_Exercise requirements_:
Quote every line of the data below as it stands, omitting pictures.

_Data items_:

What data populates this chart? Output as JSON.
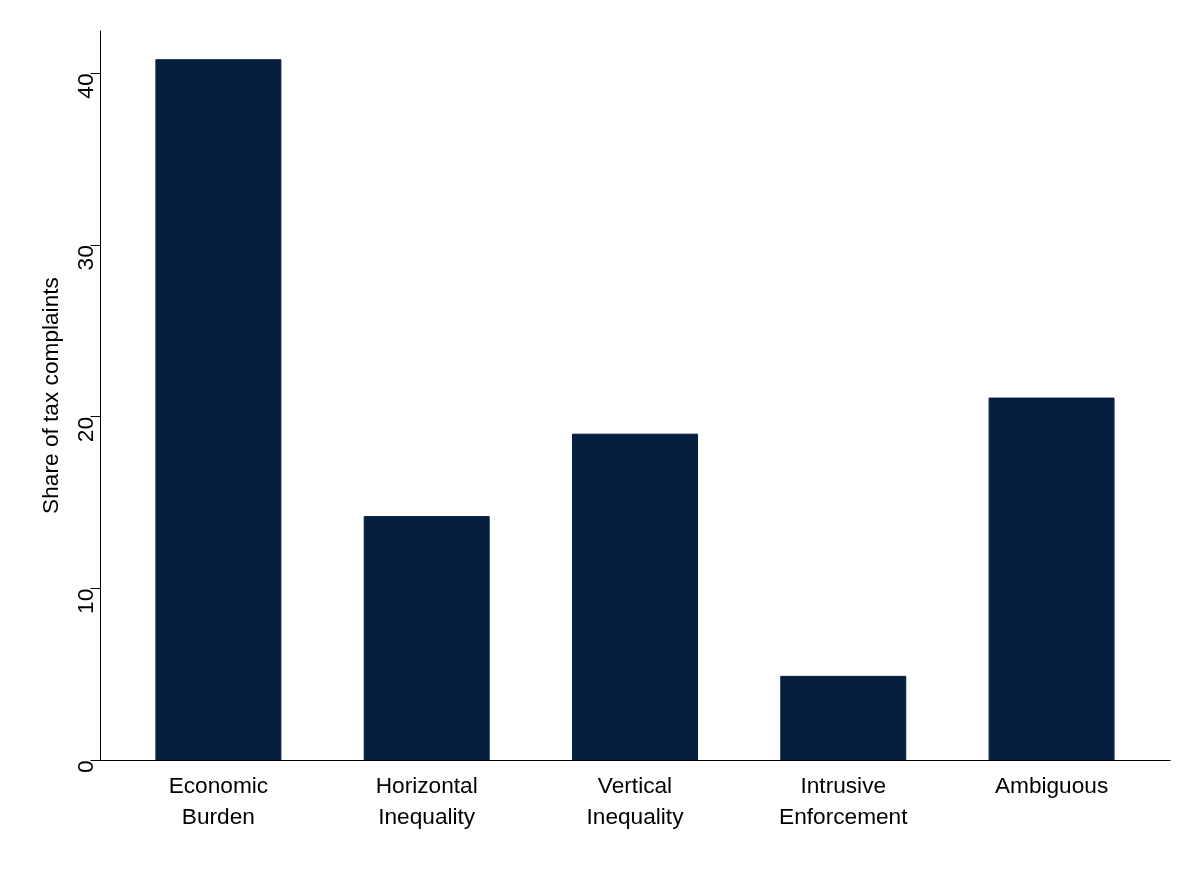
{
  "chart_data": {
    "type": "bar",
    "ylabel": "Share of tax complaints",
    "categories": [
      "Economic\nBurden",
      "Horizontal\nInequality",
      "Vertical\nInequality",
      "Intrusive\nEnforcement",
      "Ambiguous"
    ],
    "values": [
      40.8,
      14.2,
      19.0,
      4.9,
      21.1
    ],
    "color": "#061f40",
    "ylim": [
      0,
      42.5
    ],
    "yticks": [
      0,
      10,
      20,
      30,
      40
    ],
    "grid": false
  }
}
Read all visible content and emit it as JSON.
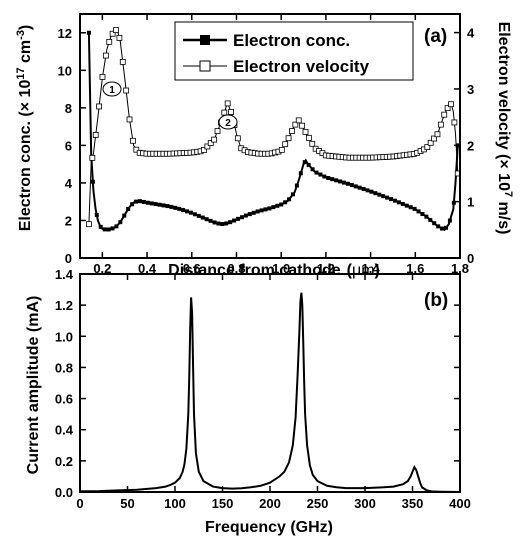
{
  "chart_data": [
    {
      "type": "line",
      "panel_label": "(a)",
      "xlabel": "Distance from cathode",
      "xunit": "μm",
      "ylabel_left": "Electron conc. (× 10",
      "ylabel_left_exp": "17",
      "ylabel_left_unit": " cm",
      "ylabel_left_unit_exp": "-3",
      "ylabel_right": "Electron velocity  (× 10",
      "ylabel_right_exp": "7",
      "ylabel_right_unit": " m/s)",
      "xlim": [
        0.1,
        1.8
      ],
      "ylim_left": [
        0,
        13
      ],
      "ylim_right": [
        0,
        4.33
      ],
      "xticks": [
        "0.2",
        "0.4",
        "0.6",
        "0.8",
        "1.0",
        "1.2",
        "1.4",
        "1.6",
        "1.8"
      ],
      "yticks_left": [
        "0",
        "2",
        "4",
        "6",
        "8",
        "10",
        "12"
      ],
      "yticks_right": [
        "0",
        "1",
        "2",
        "3",
        "4"
      ],
      "legend_position": "top-right",
      "annotations": [
        "1",
        "2"
      ],
      "series": [
        {
          "name": "Electron conc.",
          "axis": "left",
          "marker": "filled-square",
          "x": [
            0.14,
            0.15,
            0.16,
            0.17,
            0.18,
            0.19,
            0.2,
            0.22,
            0.24,
            0.26,
            0.28,
            0.3,
            0.32,
            0.34,
            0.36,
            0.38,
            0.4,
            0.45,
            0.5,
            0.55,
            0.6,
            0.65,
            0.7,
            0.73,
            0.76,
            0.8,
            0.85,
            0.9,
            0.95,
            1.0,
            1.03,
            1.06,
            1.08,
            1.1,
            1.11,
            1.12,
            1.15,
            1.2,
            1.3,
            1.4,
            1.5,
            1.6,
            1.65,
            1.7,
            1.73,
            1.75,
            1.77,
            1.78,
            1.79
          ],
          "y": [
            12.0,
            5.5,
            3.6,
            2.6,
            2.0,
            1.7,
            1.55,
            1.5,
            1.55,
            1.65,
            1.9,
            2.3,
            2.7,
            2.95,
            3.05,
            3.0,
            2.95,
            2.85,
            2.75,
            2.6,
            2.4,
            2.15,
            1.9,
            1.8,
            1.85,
            2.05,
            2.3,
            2.5,
            2.65,
            2.85,
            3.05,
            3.5,
            4.2,
            5.0,
            5.2,
            5.0,
            4.6,
            4.3,
            3.95,
            3.55,
            3.1,
            2.6,
            2.2,
            1.7,
            1.5,
            1.8,
            2.6,
            4.0,
            6.0
          ]
        },
        {
          "name": "Electron velocity",
          "axis": "right",
          "marker": "open-square",
          "x": [
            0.14,
            0.15,
            0.16,
            0.18,
            0.2,
            0.22,
            0.24,
            0.26,
            0.27,
            0.28,
            0.3,
            0.32,
            0.34,
            0.36,
            0.4,
            0.5,
            0.6,
            0.65,
            0.7,
            0.73,
            0.76,
            0.78,
            0.8,
            0.82,
            0.85,
            0.9,
            0.95,
            1.0,
            1.03,
            1.06,
            1.08,
            1.1,
            1.15,
            1.2,
            1.3,
            1.4,
            1.5,
            1.6,
            1.65,
            1.7,
            1.73,
            1.75,
            1.76,
            1.77,
            1.78,
            1.79
          ],
          "y": [
            0.6,
            1.7,
            1.85,
            2.5,
            3.2,
            3.7,
            3.95,
            4.05,
            4.0,
            3.85,
            3.2,
            2.5,
            2.0,
            1.87,
            1.85,
            1.85,
            1.87,
            1.9,
            2.1,
            2.4,
            2.75,
            2.55,
            2.2,
            1.95,
            1.88,
            1.85,
            1.85,
            1.9,
            2.1,
            2.35,
            2.45,
            2.3,
            1.95,
            1.82,
            1.78,
            1.78,
            1.8,
            1.85,
            1.95,
            2.2,
            2.55,
            2.7,
            2.73,
            2.6,
            2.2,
            1.5
          ]
        }
      ]
    },
    {
      "type": "line",
      "panel_label": "(b)",
      "xlabel": "Frequency (GHz)",
      "ylabel": "Current amplitude (mA)",
      "xlim": [
        0,
        400
      ],
      "ylim": [
        0,
        1.4
      ],
      "xticks": [
        "0",
        "50",
        "100",
        "150",
        "200",
        "250",
        "300",
        "350",
        "400"
      ],
      "yticks": [
        "0.0",
        "0.2",
        "0.4",
        "0.6",
        "0.8",
        "1.0",
        "1.2",
        "1.4"
      ],
      "series": [
        {
          "x": [
            0,
            20,
            40,
            60,
            80,
            90,
            95,
            100,
            105,
            108,
            110,
            112,
            114,
            115,
            116,
            117,
            118,
            119,
            120,
            122,
            125,
            130,
            140,
            150,
            160,
            170,
            180,
            190,
            200,
            210,
            215,
            220,
            224,
            227,
            229,
            231,
            232,
            233,
            234,
            235,
            236,
            237,
            239,
            242,
            245,
            250,
            260,
            270,
            280,
            300,
            320,
            330,
            340,
            345,
            348,
            350,
            352,
            354,
            356,
            358,
            360,
            365,
            370,
            380,
            400
          ],
          "y": [
            0.005,
            0.006,
            0.01,
            0.015,
            0.025,
            0.035,
            0.045,
            0.06,
            0.09,
            0.13,
            0.18,
            0.28,
            0.5,
            0.75,
            1.05,
            1.25,
            1.15,
            0.8,
            0.5,
            0.25,
            0.13,
            0.07,
            0.035,
            0.025,
            0.022,
            0.024,
            0.03,
            0.04,
            0.06,
            0.1,
            0.13,
            0.19,
            0.3,
            0.48,
            0.75,
            1.05,
            1.22,
            1.28,
            1.2,
            0.95,
            0.7,
            0.5,
            0.3,
            0.17,
            0.11,
            0.07,
            0.04,
            0.03,
            0.025,
            0.025,
            0.03,
            0.035,
            0.05,
            0.07,
            0.1,
            0.13,
            0.16,
            0.14,
            0.1,
            0.06,
            0.03,
            0.01,
            0.004,
            0.002,
            0.0
          ]
        }
      ]
    }
  ]
}
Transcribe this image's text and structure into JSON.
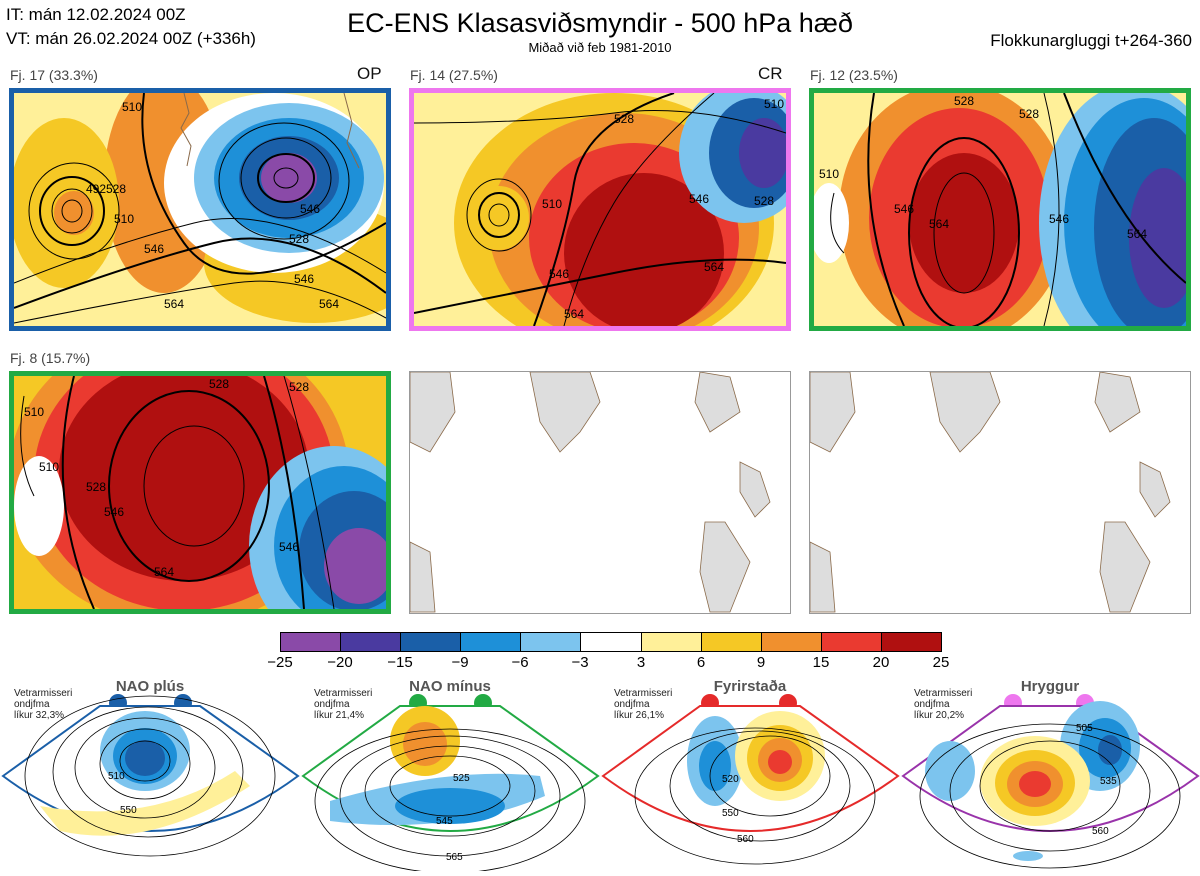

_The reply_:
What data populates this chart? Output as JSON.
{
  "chart_data": {
    "type": "bar",
    "ylabel": "Share of tax complaints",
    "categories": [
      "Economic\nBurden",
      "Horizontal\nInequality",
      "Vertical\nInequality",
      "Intrusive\nEnforcement",
      "Ambiguous"
    ],
    "values": [
      40.8,
      14.2,
      19.0,
      4.9,
      21.1
    ],
    "color": "#061f40",
    "ylim": [
      0,
      42.5
    ],
    "yticks": [
      0,
      10,
      20,
      30,
      40
    ],
    "grid": false
  }
}
Read all visible content and emit it as JSON.
{
  "chart_data": [
    {
      "type": "line",
      "panel_label": "(a)",
      "xlabel": "Distance from cathode",
      "xunit": "μm",
      "ylabel_left": "Electron conc. (× 10",
      "ylabel_left_exp": "17",
      "ylabel_left_unit": " cm",
      "ylabel_left_unit_exp": "-3",
      "ylabel_right": "Electron velocity  (× 10",
      "ylabel_right_exp": "7",
      "ylabel_right_unit": " m/s)",
      "xlim": [
        0.1,
        1.8
      ],
      "ylim_left": [
        0,
        13
      ],
      "ylim_right": [
        0,
        4.33
      ],
      "xticks": [
        "0.2",
        "0.4",
        "0.6",
        "0.8",
        "1.0",
        "1.2",
        "1.4",
        "1.6",
        "1.8"
      ],
      "yticks_left": [
        "0",
        "2",
        "4",
        "6",
        "8",
        "10",
        "12"
      ],
      "yticks_right": [
        "0",
        "1",
        "2",
        "3",
        "4"
      ],
      "legend_position": "top-right",
      "annotations": [
        "1",
        "2"
      ],
      "series": [
        {
          "name": "Electron conc.",
          "axis": "left",
          "marker": "filled-square",
          "x": [
            0.14,
            0.15,
            0.16,
            0.17,
            0.18,
            0.19,
            0.2,
            0.22,
            0.24,
            0.26,
            0.28,
            0.3,
            0.32,
            0.34,
            0.36,
            0.38,
            0.4,
            0.45,
            0.5,
            0.55,
            0.6,
            0.65,
            0.7,
            0.73,
            0.76,
            0.8,
            0.85,
            0.9,
            0.95,
            1.0,
            1.03,
            1.06,
            1.08,
            1.1,
            1.11,
            1.12,
            1.15,
            1.2,
            1.3,
            1.4,
            1.5,
            1.6,
            1.65,
            1.7,
            1.73,
            1.75,
            1.77,
            1.78,
            1.79
          ],
          "y": [
            12.0,
            5.5,
            3.6,
            2.6,
            2.0,
            1.7,
            1.55,
            1.5,
            1.55,
            1.65,
            1.9,
            2.3,
            2.7,
            2.95,
            3.05,
            3.0,
            2.95,
            2.85,
            2.75,
            2.6,
            2.4,
            2.15,
            1.9,
            1.8,
            1.85,
            2.05,
            2.3,
            2.5,
            2.65,
            2.85,
            3.05,
            3.5,
            4.2,
            5.0,
            5.2,
            5.0,
            4.6,
            4.3,
            3.95,
            3.55,
            3.1,
            2.6,
            2.2,
            1.7,
            1.5,
            1.8,
            2.6,
            4.0,
            6.0
          ]
        },
        {
          "name": "Electron velocity",
          "axis": "right",
          "marker": "open-square",
          "x": [
            0.14,
            0.15,
            0.16,
            0.18,
            0.2,
            0.22,
            0.24,
            0.26,
            0.27,
            0.28,
            0.3,
            0.32,
            0.34,
            0.36,
            0.4,
            0.5,
            0.6,
            0.65,
            0.7,
            0.73,
            0.76,
            0.78,
            0.8,
            0.82,
            0.85,
            0.9,
            0.95,
            1.0,
            1.03,
            1.06,
            1.08,
            1.1,
            1.15,
            1.2,
            1.3,
            1.4,
            1.5,
            1.6,
            1.65,
            1.7,
            1.73,
            1.75,
            1.76,
            1.77,
            1.78,
            1.79
          ],
          "y": [
            0.6,
            1.7,
            1.85,
            2.5,
            3.2,
            3.7,
            3.95,
            4.05,
            4.0,
            3.85,
            3.2,
            2.5,
            2.0,
            1.87,
            1.85,
            1.85,
            1.87,
            1.9,
            2.1,
            2.4,
            2.75,
            2.55,
            2.2,
            1.95,
            1.88,
            1.85,
            1.85,
            1.9,
            2.1,
            2.35,
            2.45,
            2.3,
            1.95,
            1.82,
            1.78,
            1.78,
            1.8,
            1.85,
            1.95,
            2.2,
            2.55,
            2.7,
            2.73,
            2.6,
            2.2,
            1.5
          ]
        }
      ]
    },
    {
      "type": "line",
      "panel_label": "(b)",
      "xlabel": "Frequency (GHz)",
      "ylabel": "Current amplitude (mA)",
      "xlim": [
        0,
        400
      ],
      "ylim": [
        0,
        1.4
      ],
      "xticks": [
        "0",
        "50",
        "100",
        "150",
        "200",
        "250",
        "300",
        "350",
        "400"
      ],
      "yticks": [
        "0.0",
        "0.2",
        "0.4",
        "0.6",
        "0.8",
        "1.0",
        "1.2",
        "1.4"
      ],
      "series": [
        {
          "x": [
            0,
            20,
            40,
            60,
            80,
            90,
            95,
            100,
            105,
            108,
            110,
            112,
            114,
            115,
            116,
            117,
            118,
            119,
            120,
            122,
            125,
            130,
            140,
            150,
            160,
            170,
            180,
            190,
            200,
            210,
            215,
            220,
            224,
            227,
            229,
            231,
            232,
            233,
            234,
            235,
            236,
            237,
            239,
            242,
            245,
            250,
            260,
            270,
            280,
            300,
            320,
            330,
            340,
            345,
            348,
            350,
            352,
            354,
            356,
            358,
            360,
            365,
            370,
            380,
            400
          ],
          "y": [
            0.005,
            0.006,
            0.01,
            0.015,
            0.025,
            0.035,
            0.045,
            0.06,
            0.09,
            0.13,
            0.18,
            0.28,
            0.5,
            0.75,
            1.05,
            1.25,
            1.15,
            0.8,
            0.5,
            0.25,
            0.13,
            0.07,
            0.035,
            0.025,
            0.022,
            0.024,
            0.03,
            0.04,
            0.06,
            0.1,
            0.13,
            0.19,
            0.3,
            0.48,
            0.75,
            1.05,
            1.22,
            1.28,
            1.2,
            0.95,
            0.7,
            0.5,
            0.3,
            0.17,
            0.11,
            0.07,
            0.04,
            0.03,
            0.025,
            0.025,
            0.03,
            0.035,
            0.05,
            0.07,
            0.1,
            0.13,
            0.16,
            0.14,
            0.1,
            0.06,
            0.03,
            0.01,
            0.004,
            0.002,
            0.0
          ]
        }
      ]
    }
  ]
}
Transcribe this image's text and structure into JSON.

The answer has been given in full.